§ Поставленная задача 1
Повторите дословно строки из записей: всё от строки, где есть «heatmap-cell [256,149,266,157]», и вниз до строки, где есть «heatmap-cell [496,237,516,246]», включая обе.

§ Исходный текст

Родом из Перми, до отъезда жил в Москве, трудился в Яндексе. Весной 2022-го уехал в Грузию по релокейт-пакету Яндекса ($10 К + 3 месяца жилья). Осел в Тбилиси «навсегда»: в 2023 г. женился на грузинке, в 2024-м получил ВНЖ через брак, в 2025 подал на гражданство. Работал senior frontend (React + TS) удалённо на европейскую контору за €6 500. Жил в Верхнем Вера (тбилисский «Академгородок» в кавычках): снимал 2-комнатную с видом на старый город за $900. Каждое утро — кофе в «Линвилле», по выходным — Дезертирский рынок с супругой, зимой — лыжи в Гудаури: 2 часа на машине. Русский акцент почти пропал, даже ругался на водителей по-грузински. Когда кто-то в чате спрашивал типа «А когда назад?», отвечал коротко: «Никогда. Здесь я дома». Друг из Еревана с Сашей иногда переписывается: «Ну как там, брат?» Саша: «Бери билет в один конец и приезжай. Здесь весна уже в феврале, а хинкали лучше пельменей!». Вот его дальнейшая судьба…

Саша уехал в Тбилиси в марте 2022-го. Ему было 34, senior Python-разработчик, 8 лет в крупной питерской продуктовой компании. Когда объявили мобилизацию, он за три дня собрал рюкзак, купил билет на Стамбул с пересадкой в Тбилиси (где остался: там легче с ВНЖ) и — улетел. Жена Катя осталась закрывать ипотеку и продавать питерскую двушку (она коренная ленинградка-петербцрженка). Договорились, что приедет через пару месяцев.

§ Данные задачи

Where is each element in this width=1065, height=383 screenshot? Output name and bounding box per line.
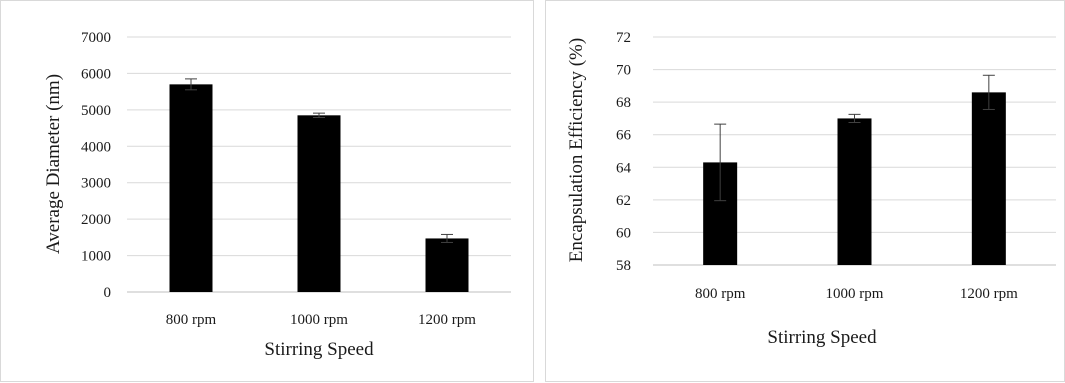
average-diameter-chart: 0 1000 2000 3000 4000 5000 6000 7000 800 rpm 100… xyxy=(0,0,534,382)
bar xyxy=(169,84,213,292)
x-axis-title: Stirring Speed xyxy=(767,327,877,348)
y-tick-label: 60 xyxy=(616,225,631,241)
x-tick-label: 800 rpm xyxy=(695,286,746,302)
bar xyxy=(425,238,469,292)
x-axis-title: Stirring Speed xyxy=(264,339,374,360)
error-bar xyxy=(714,123,727,202)
error-bar xyxy=(313,112,325,119)
encapsulation-efficiency-chart-svg: 58 60 62 64 66 68 70 72 800 rpm 1000 rpm 1200 rpm… xyxy=(566,30,1056,348)
y-axis-title: Encapsulation Efficiency (%) xyxy=(566,38,587,262)
y-tick-label: 7000 xyxy=(81,30,111,46)
x-tick-label: 1000 rpm xyxy=(290,312,348,328)
y-tick-label: 3000 xyxy=(81,176,111,192)
average-diameter-chart-svg: 0 1000 2000 3000 4000 5000 6000 7000 800 rpm 100… xyxy=(43,30,511,360)
x-tick-label: 1200 rpm xyxy=(418,312,476,328)
y-tick-label: 70 xyxy=(616,63,631,79)
y-tick-label: 58 xyxy=(616,258,631,274)
y-tick-label: 64 xyxy=(616,160,632,176)
y-tick-label: 6000 xyxy=(81,66,111,82)
y-tick-label: 5000 xyxy=(81,103,111,119)
y-tick-label: 4000 xyxy=(81,139,111,155)
y-tick-label: 66 xyxy=(616,128,632,144)
bar xyxy=(837,118,872,265)
y-tick-label: 1000 xyxy=(81,249,111,265)
y-axis-title: Average Diameter (nm) xyxy=(43,74,64,254)
bar xyxy=(297,115,341,292)
error-bar xyxy=(185,78,197,91)
error-bar xyxy=(441,233,453,243)
y-tick-label: 2000 xyxy=(81,212,111,228)
x-tick-label: 800 rpm xyxy=(166,312,217,328)
x-tick-label: 1000 rpm xyxy=(826,286,884,302)
error-bar xyxy=(982,74,995,110)
error-bar xyxy=(848,113,861,123)
y-tick-label: 62 xyxy=(616,193,631,209)
y-tick-label: 68 xyxy=(616,95,631,111)
y-tick-label: 72 xyxy=(616,30,631,46)
x-tick-label: 1200 rpm xyxy=(960,286,1018,302)
encapsulation-efficiency-chart: 58 60 62 64 66 68 70 72 800 rpm 1000 rpm 1200 rpm… xyxy=(545,0,1065,382)
bar xyxy=(971,92,1006,265)
y-tick-label: 0 xyxy=(104,285,112,301)
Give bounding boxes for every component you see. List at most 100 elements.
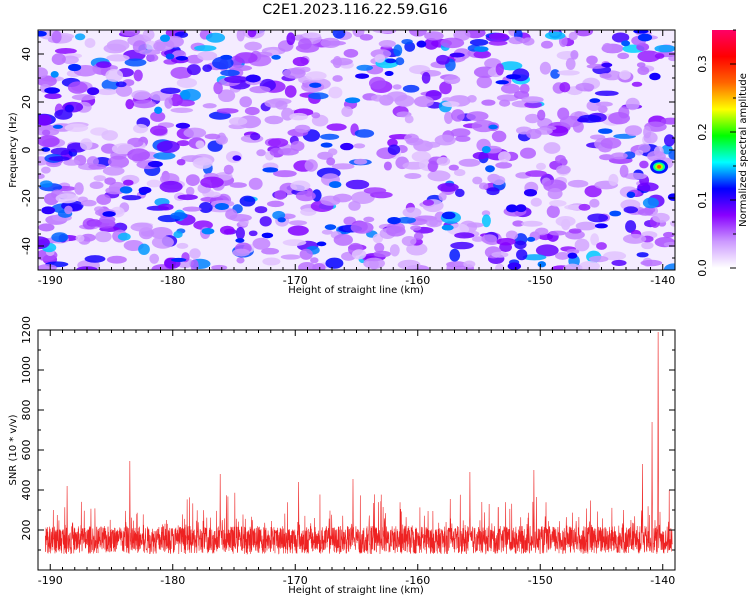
heatmap-cell [256,149,266,157]
heatmap-cell [157,203,174,211]
heatmap-cell [498,99,511,107]
heatmap-cell [71,94,96,101]
heatmap-cell [55,193,79,204]
heatmap-cell [402,84,420,93]
x-tick-label: -160 [405,574,430,587]
heatmap-cell [496,237,516,246]
heatmap-cell [660,117,675,125]
heatmap-cell [212,56,234,70]
heatmap-cell [290,140,305,152]
heatmap-cell [177,194,198,201]
heatmap-cell [611,259,627,266]
heatmap-cell [599,154,614,161]
colorbar-tick-label: 0.1 [696,191,709,209]
heatmap-cell [463,260,476,268]
heatmap-cell [332,193,353,203]
heatmap-cell [523,188,538,197]
colorbar-tick-label: 0.2 [696,123,709,141]
heatmap-cell [176,77,198,88]
heatmap-cell [96,88,118,96]
heatmap-cell [524,101,542,109]
heatmap-cell [401,39,413,45]
heatmap-cell [488,40,508,46]
heatmap-cell [413,232,424,240]
heatmap-cell [436,54,450,65]
heatmap-cell [598,128,613,134]
heatmap-cell [266,200,285,208]
heatmap-cell [540,40,554,49]
heatmap-cell [402,207,422,218]
heatmap-cell [354,129,375,138]
heatmap-cell [424,31,444,41]
heatmap-cell [95,230,112,243]
heatmap-cell [472,176,483,185]
heatmap-cell [586,55,598,65]
heatmap-cell [622,233,647,244]
heatmap-cell [38,30,47,37]
heatmap-cell [340,142,354,151]
heatmap-cell [668,149,675,160]
heatmap-cell [568,228,582,234]
heatmap-cell [101,79,120,91]
heatmap-cell [41,166,51,174]
heatmap-cell [643,206,656,214]
heatmap-cell [386,91,408,102]
heatmap-cell [505,230,518,241]
heatmap-cell [247,30,257,38]
heatmap-cell [319,133,340,140]
heatmap-cell [555,215,576,227]
heatmap-cell [106,255,127,264]
heatmap-cell [326,123,347,131]
heatmap-cell [608,173,619,186]
heatmap-cell [133,69,143,82]
heatmap-cell [235,226,245,240]
heatmap-cell [368,76,387,90]
heatmap-cell [170,107,194,113]
heatmap-cell [654,44,675,53]
heatmap-cell [584,185,602,198]
heatmap-cell [434,134,456,146]
heatmap-cell [506,74,521,80]
heatmap-cell [89,181,104,190]
heatmap-cell [481,210,491,217]
colorbar: 0.0 0.1 0.2 0.3 Normalized spectral amplitu… [696,29,749,277]
heatmap-cell [218,89,236,103]
snr-x-axis: -190 -180 -170 -160 -150 -140 [37,330,676,587]
snr-panel: -190 -180 -170 -160 -150 -140 200 400 600 800 100… [8,316,676,596]
heatmap-cell [220,54,233,60]
x-tick-label: -170 [283,274,308,287]
heatmap-cell [202,64,213,72]
heatmap-cell [330,57,353,66]
heatmap-cell [275,100,288,110]
heatmap-cell [333,233,353,246]
heatmap-cell [38,135,60,148]
heatmap-cell [197,51,218,61]
heatmap-cell [554,251,571,260]
heatmap-cell [355,73,370,79]
heatmap-cell [438,192,447,201]
heatmap-cell [102,211,116,217]
y-tick-label: 400 [20,480,33,501]
heatmap-cell [125,99,134,110]
heatmap-cell [277,217,286,223]
heatmap-cell [668,55,675,62]
heatmap-cell [449,248,461,262]
heatmap-cell [397,259,421,270]
heatmap-cell [373,250,391,258]
y-tick-label: -20 [20,189,33,207]
heatmap-cell [495,263,505,270]
heatmap-cell [496,94,519,102]
heatmap-cell [491,130,507,143]
x-tick-label: -160 [405,274,430,287]
heatmap-cell [44,93,62,100]
heatmap-cell [308,92,329,100]
heatmap-cell [466,111,489,121]
heatmap-cell [151,235,174,249]
heatmap-cell [244,106,260,116]
heatmap-cell [600,137,622,149]
x-tick-label: -140 [650,574,675,587]
heatmap-cell [74,33,86,41]
heatmap-cell [611,32,630,43]
heatmap-cell [147,160,163,168]
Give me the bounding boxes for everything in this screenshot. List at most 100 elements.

§ Поставленная задача 2
Пожалуйста, воспроизведите без изменений часть исходного текста: всё начиная со слов «Саша уехал в» и вплоть до слов «через пару месяцев.» включительно.

§ Правильный ответ 1
heatmap-cell [256,149,266,157]
heatmap-cell [157,203,174,211]
heatmap-cell [498,99,511,107]
heatmap-cell [71,94,96,101]
heatmap-cell [55,193,79,204]
heatmap-cell [402,84,420,93]
x-tick-label: -160 [405,574,430,587]
heatmap-cell [496,237,516,246]

§ Правильный ответ 2
Саша уехал в Тбилиси в марте 2022-го. Ему было 34, senior Python-разработчик, 8 лет в крупной питерской продуктовой компании. Когда объявили мобилизацию, он за три дня собрал рюкзак, купил билет на Стамбул с пересадкой в Тбилиси (где остался: там легче с ВНЖ) и — улетел. Жена Катя осталась закрывать ипотеку и продавать питерскую двушку (она коренная ленинградка-петербцрженка). Договорились, что приедет через пару месяцев.